**Input rows**
----

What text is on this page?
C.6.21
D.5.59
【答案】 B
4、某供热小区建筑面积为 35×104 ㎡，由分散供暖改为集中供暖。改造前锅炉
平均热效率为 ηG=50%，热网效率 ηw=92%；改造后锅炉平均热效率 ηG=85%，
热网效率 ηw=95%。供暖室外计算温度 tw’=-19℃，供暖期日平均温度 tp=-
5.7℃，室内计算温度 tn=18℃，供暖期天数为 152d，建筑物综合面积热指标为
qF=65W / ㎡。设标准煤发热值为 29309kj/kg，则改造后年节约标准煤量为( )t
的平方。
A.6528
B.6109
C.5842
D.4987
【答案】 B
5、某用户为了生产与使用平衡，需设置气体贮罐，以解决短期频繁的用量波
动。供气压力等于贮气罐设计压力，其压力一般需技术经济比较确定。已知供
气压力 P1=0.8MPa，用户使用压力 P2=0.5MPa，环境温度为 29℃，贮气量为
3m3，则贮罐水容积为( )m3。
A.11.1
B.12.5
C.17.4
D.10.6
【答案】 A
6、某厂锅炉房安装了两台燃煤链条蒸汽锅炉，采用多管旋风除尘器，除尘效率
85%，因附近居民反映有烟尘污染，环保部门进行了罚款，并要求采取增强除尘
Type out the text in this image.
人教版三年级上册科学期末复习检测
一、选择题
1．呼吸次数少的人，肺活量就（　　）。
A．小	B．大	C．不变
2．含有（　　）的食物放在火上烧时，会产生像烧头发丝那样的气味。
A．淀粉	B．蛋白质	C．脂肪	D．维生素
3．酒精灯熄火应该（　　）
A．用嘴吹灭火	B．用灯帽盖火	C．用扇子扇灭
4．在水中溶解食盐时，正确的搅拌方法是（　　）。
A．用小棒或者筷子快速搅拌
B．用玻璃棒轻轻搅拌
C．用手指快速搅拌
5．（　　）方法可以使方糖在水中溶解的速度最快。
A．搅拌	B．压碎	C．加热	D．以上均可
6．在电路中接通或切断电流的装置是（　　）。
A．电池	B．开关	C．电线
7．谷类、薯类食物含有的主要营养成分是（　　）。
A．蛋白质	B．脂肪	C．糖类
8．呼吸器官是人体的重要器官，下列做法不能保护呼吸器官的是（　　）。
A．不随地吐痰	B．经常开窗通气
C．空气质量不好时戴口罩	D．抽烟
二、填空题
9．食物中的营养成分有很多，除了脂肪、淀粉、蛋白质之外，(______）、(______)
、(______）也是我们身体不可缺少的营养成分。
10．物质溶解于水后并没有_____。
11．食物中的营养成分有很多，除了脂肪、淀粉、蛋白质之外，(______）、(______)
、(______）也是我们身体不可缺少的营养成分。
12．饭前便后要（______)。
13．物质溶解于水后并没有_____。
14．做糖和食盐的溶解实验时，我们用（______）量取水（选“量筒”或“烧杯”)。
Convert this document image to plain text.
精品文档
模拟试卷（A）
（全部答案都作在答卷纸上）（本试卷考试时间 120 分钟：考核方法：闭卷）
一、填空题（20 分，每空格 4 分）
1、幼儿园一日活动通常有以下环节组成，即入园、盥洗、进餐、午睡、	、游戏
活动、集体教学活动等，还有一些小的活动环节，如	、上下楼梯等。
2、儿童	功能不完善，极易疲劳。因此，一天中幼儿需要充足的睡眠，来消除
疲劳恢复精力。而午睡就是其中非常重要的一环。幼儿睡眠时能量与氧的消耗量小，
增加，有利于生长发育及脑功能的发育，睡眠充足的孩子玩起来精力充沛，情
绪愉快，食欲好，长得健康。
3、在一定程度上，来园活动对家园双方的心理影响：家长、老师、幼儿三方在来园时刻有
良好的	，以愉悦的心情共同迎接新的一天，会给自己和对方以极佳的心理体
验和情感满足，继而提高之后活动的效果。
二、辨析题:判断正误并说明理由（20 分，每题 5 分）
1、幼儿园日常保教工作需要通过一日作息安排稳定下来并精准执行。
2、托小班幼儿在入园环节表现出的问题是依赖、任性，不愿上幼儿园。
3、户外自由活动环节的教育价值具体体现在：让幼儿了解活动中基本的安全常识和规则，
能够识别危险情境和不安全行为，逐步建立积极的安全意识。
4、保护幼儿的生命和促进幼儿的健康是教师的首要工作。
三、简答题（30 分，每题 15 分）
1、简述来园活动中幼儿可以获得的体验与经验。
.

----

Send back each record exactly as it stands.

What text is on this page?
C.6.21
D.5.59
【答案】 B
4、某供热小区建筑面积为 35×104 ㎡，由分散供暖改为集中供暖。改造前锅炉
平均热效率为 ηG=50%，热网效率 ηw=92%；改造后锅炉平均热效率 ηG=85%，
热网效率 ηw=95%。供暖室外计算温度 tw’=-19℃，供暖期日平均温度 tp=-
5.7℃，室内计算温度 tn=18℃，供暖期天数为 152d，建筑物综合面积热指标为
qF=65W / ㎡。设标准煤发热值为 29309kj/kg，则改造后年节约标准煤量为( )t
的平方。
A.6528
B.6109
C.5842
D.4987
【答案】 B
5、某用户为了生产与使用平衡，需设置气体贮罐，以解决短期频繁的用量波
动。供气压力等于贮气罐设计压力，其压力一般需技术经济比较确定。已知供
气压力 P1=0.8MPa，用户使用压力 P2=0.5MPa，环境温度为 29℃，贮气量为
3m3，则贮罐水容积为( )m3。
A.11.1
B.12.5
C.17.4
D.10.6
【答案】 A
6、某厂锅炉房安装了两台燃煤链条蒸汽锅炉，采用多管旋风除尘器，除尘效率
85%，因附近居民反映有烟尘污染，环保部门进行了罚款，并要求采取增强除尘
Type out the text in this image.
人教版三年级上册科学期末复习检测
一、选择题
1．呼吸次数少的人，肺活量就（　　）。
A．小	B．大	C．不变
2．含有（　　）的食物放在火上烧时，会产生像烧头发丝那样的气味。
A．淀粉	B．蛋白质	C．脂肪	D．维生素
3．酒精灯熄火应该（　　）
A．用嘴吹灭火	B．用灯帽盖火	C．用扇子扇灭
4．在水中溶解食盐时，正确的搅拌方法是（　　）。
A．用小棒或者筷子快速搅拌
B．用玻璃棒轻轻搅拌
C．用手指快速搅拌
5．（　　）方法可以使方糖在水中溶解的速度最快。
A．搅拌	B．压碎	C．加热	D．以上均可
6．在电路中接通或切断电流的装置是（　　）。
A．电池	B．开关	C．电线
7．谷类、薯类食物含有的主要营养成分是（　　）。
A．蛋白质	B．脂肪	C．糖类
8．呼吸器官是人体的重要器官，下列做法不能保护呼吸器官的是（　　）。
A．不随地吐痰	B．经常开窗通气
C．空气质量不好时戴口罩	D．抽烟
二、填空题
9．食物中的营养成分有很多，除了脂肪、淀粉、蛋白质之外，(______）、(______)
、(______）也是我们身体不可缺少的营养成分。
10．物质溶解于水后并没有_____。
11．食物中的营养成分有很多，除了脂肪、淀粉、蛋白质之外，(______）、(______)
、(______）也是我们身体不可缺少的营养成分。
12．饭前便后要（______)。
13．物质溶解于水后并没有_____。
14．做糖和食盐的溶解实验时，我们用（______）量取水（选“量筒”或“烧杯”)。
Convert this document image to plain text.
精品文档
模拟试卷（A）
（全部答案都作在答卷纸上）（本试卷考试时间 120 分钟：考核方法：闭卷）
一、填空题（20 分，每空格 4 分）
1、幼儿园一日活动通常有以下环节组成，即入园、盥洗、进餐、午睡、	、游戏
活动、集体教学活动等，还有一些小的活动环节，如	、上下楼梯等。
2、儿童	功能不完善，极易疲劳。因此，一天中幼儿需要充足的睡眠，来消除
疲劳恢复精力。而午睡就是其中非常重要的一环。幼儿睡眠时能量与氧的消耗量小，
增加，有利于生长发育及脑功能的发育，睡眠充足的孩子玩起来精力充沛，情
绪愉快，食欲好，长得健康。
3、在一定程度上，来园活动对家园双方的心理影响：家长、老师、幼儿三方在来园时刻有
良好的	，以愉悦的心情共同迎接新的一天，会给自己和对方以极佳的心理体
验和情感满足，继而提高之后活动的效果。
二、辨析题:判断正误并说明理由（20 分，每题 5 分）
1、幼儿园日常保教工作需要通过一日作息安排稳定下来并精准执行。
2、托小班幼儿在入园环节表现出的问题是依赖、任性，不愿上幼儿园。
3、户外自由活动环节的教育价值具体体现在：让幼儿了解活动中基本的安全常识和规则，
能够识别危险情境和不安全行为，逐步建立积极的安全意识。
4、保护幼儿的生命和促进幼儿的健康是教师的首要工作。
三、简答题（30 分，每题 15 分）
1、简述来园活动中幼儿可以获得的体验与经验。
.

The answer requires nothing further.